▶ **Brief**: Your task is to copy each line that has the word "الزواج".

================

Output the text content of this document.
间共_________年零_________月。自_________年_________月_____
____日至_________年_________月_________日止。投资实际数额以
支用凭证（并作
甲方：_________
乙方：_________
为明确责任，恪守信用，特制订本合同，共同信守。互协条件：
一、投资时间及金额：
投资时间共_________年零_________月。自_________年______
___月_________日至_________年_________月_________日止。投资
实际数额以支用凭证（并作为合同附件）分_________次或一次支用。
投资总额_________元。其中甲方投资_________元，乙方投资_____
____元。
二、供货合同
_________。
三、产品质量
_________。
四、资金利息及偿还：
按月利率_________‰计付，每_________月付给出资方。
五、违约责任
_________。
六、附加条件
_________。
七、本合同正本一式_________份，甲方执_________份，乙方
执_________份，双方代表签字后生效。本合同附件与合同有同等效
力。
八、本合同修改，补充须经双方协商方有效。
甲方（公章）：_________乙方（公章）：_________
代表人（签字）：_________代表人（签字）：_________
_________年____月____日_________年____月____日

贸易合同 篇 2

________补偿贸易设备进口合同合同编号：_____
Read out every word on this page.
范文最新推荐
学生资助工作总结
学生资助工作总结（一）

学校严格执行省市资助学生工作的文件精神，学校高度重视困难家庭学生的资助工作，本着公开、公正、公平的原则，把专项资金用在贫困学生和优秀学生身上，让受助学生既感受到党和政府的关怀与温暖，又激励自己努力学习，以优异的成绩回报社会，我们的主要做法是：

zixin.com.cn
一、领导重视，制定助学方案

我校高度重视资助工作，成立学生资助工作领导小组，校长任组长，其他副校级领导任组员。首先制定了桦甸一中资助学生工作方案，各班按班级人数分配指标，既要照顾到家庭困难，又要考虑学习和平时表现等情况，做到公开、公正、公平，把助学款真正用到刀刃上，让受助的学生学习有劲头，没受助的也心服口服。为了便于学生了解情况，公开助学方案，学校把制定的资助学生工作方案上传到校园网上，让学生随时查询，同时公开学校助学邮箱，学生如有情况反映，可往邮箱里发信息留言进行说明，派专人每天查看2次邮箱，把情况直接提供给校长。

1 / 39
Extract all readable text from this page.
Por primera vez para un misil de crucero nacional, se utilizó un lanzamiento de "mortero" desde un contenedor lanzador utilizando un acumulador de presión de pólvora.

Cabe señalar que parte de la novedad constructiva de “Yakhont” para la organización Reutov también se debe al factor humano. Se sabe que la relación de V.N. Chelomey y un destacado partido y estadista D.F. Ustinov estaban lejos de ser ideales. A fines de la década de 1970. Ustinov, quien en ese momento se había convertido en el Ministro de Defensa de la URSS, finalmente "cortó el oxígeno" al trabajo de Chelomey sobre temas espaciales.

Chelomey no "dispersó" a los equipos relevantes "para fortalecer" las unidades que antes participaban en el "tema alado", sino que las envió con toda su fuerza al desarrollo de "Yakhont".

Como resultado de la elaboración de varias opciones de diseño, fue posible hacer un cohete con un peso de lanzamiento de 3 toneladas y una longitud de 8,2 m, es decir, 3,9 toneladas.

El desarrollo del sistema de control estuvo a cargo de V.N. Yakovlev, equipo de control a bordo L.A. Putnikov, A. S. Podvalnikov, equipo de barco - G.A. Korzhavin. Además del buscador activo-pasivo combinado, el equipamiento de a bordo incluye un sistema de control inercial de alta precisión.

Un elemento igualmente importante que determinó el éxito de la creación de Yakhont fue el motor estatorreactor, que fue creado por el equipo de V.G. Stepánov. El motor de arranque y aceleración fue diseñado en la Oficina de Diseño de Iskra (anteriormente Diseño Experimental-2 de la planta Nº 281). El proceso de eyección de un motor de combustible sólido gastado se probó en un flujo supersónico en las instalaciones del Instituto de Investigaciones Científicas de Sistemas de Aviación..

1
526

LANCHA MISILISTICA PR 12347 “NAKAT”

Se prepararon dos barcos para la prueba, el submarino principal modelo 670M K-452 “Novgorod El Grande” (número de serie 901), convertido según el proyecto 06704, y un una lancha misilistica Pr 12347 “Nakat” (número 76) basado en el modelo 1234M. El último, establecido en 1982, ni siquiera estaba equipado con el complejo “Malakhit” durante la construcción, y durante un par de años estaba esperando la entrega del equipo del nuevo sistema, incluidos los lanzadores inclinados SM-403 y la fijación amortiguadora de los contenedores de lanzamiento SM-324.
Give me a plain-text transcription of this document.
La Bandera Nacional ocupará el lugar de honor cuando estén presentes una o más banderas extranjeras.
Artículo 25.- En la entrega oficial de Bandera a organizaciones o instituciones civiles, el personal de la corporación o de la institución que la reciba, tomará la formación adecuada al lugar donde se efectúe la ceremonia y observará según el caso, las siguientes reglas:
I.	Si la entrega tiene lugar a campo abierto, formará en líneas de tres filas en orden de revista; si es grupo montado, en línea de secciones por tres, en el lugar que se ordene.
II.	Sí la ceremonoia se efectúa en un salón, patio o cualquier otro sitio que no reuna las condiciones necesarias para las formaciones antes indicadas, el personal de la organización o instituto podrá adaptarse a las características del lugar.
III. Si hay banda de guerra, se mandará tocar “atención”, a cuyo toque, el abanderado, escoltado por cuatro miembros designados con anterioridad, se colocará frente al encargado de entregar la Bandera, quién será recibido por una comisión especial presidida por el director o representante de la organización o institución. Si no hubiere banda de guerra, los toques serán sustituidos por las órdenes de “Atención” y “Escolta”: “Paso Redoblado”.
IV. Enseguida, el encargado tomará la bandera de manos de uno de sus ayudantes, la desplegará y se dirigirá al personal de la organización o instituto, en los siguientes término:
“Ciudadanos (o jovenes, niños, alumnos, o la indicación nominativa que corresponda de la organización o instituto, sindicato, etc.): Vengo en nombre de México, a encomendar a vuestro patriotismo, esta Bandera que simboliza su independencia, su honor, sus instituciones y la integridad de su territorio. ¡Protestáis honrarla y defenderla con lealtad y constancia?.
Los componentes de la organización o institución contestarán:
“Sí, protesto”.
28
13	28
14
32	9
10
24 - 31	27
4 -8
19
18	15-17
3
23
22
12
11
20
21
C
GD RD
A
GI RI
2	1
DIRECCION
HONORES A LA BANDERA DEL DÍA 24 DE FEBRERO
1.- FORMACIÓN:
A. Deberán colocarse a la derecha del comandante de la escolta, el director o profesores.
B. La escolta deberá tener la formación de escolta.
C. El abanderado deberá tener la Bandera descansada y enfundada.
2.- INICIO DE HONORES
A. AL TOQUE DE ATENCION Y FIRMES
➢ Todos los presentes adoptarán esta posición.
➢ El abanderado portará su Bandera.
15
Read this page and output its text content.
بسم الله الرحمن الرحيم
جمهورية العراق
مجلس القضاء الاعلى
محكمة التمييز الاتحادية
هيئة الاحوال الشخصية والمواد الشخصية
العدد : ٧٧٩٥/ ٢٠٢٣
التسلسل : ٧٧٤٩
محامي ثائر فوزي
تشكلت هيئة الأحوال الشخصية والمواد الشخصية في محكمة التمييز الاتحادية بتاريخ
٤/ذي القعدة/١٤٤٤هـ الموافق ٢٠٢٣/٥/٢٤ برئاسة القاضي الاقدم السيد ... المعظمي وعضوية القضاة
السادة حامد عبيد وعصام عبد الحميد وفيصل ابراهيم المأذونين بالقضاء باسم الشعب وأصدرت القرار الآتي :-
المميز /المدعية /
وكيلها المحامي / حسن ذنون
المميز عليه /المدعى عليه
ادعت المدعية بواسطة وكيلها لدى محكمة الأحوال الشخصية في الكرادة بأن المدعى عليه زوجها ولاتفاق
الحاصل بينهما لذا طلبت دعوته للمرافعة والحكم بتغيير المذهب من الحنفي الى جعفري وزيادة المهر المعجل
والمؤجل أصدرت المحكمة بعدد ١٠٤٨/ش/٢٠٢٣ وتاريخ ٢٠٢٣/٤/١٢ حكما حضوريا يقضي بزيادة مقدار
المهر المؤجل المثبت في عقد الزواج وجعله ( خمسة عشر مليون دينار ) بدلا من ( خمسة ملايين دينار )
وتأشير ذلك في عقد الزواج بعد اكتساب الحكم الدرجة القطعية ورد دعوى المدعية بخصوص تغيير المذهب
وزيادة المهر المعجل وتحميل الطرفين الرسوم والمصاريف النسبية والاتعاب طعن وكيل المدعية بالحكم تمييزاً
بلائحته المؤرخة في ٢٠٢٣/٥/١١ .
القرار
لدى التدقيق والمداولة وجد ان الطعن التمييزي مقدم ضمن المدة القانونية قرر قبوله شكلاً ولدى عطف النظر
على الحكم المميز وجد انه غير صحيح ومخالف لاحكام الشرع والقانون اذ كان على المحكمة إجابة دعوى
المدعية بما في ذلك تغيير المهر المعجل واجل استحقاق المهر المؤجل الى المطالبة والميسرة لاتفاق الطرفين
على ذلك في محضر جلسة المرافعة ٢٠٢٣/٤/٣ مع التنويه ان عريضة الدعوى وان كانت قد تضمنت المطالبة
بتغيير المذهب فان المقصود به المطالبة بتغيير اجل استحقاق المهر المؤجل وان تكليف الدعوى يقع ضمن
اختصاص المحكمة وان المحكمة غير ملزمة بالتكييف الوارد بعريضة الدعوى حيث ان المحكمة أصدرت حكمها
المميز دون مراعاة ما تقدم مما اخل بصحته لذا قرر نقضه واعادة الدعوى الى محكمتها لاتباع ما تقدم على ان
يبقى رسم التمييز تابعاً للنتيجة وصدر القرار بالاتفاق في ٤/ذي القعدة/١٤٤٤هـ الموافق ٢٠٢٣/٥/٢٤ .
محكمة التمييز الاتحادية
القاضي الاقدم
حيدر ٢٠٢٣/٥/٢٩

================

▶ **Answer to the problem**:
المهر المؤجل المثبت في عقد الزواج وجعله ( خمسة عشر مليون دينار ) بدلا من ( خمسة ملايين دينار )
وتأشير ذلك في عقد الزواج بعد اكتساب الحكم الدرجة القطعية ورد دعوى المدعية بخصوص تغيير المذهب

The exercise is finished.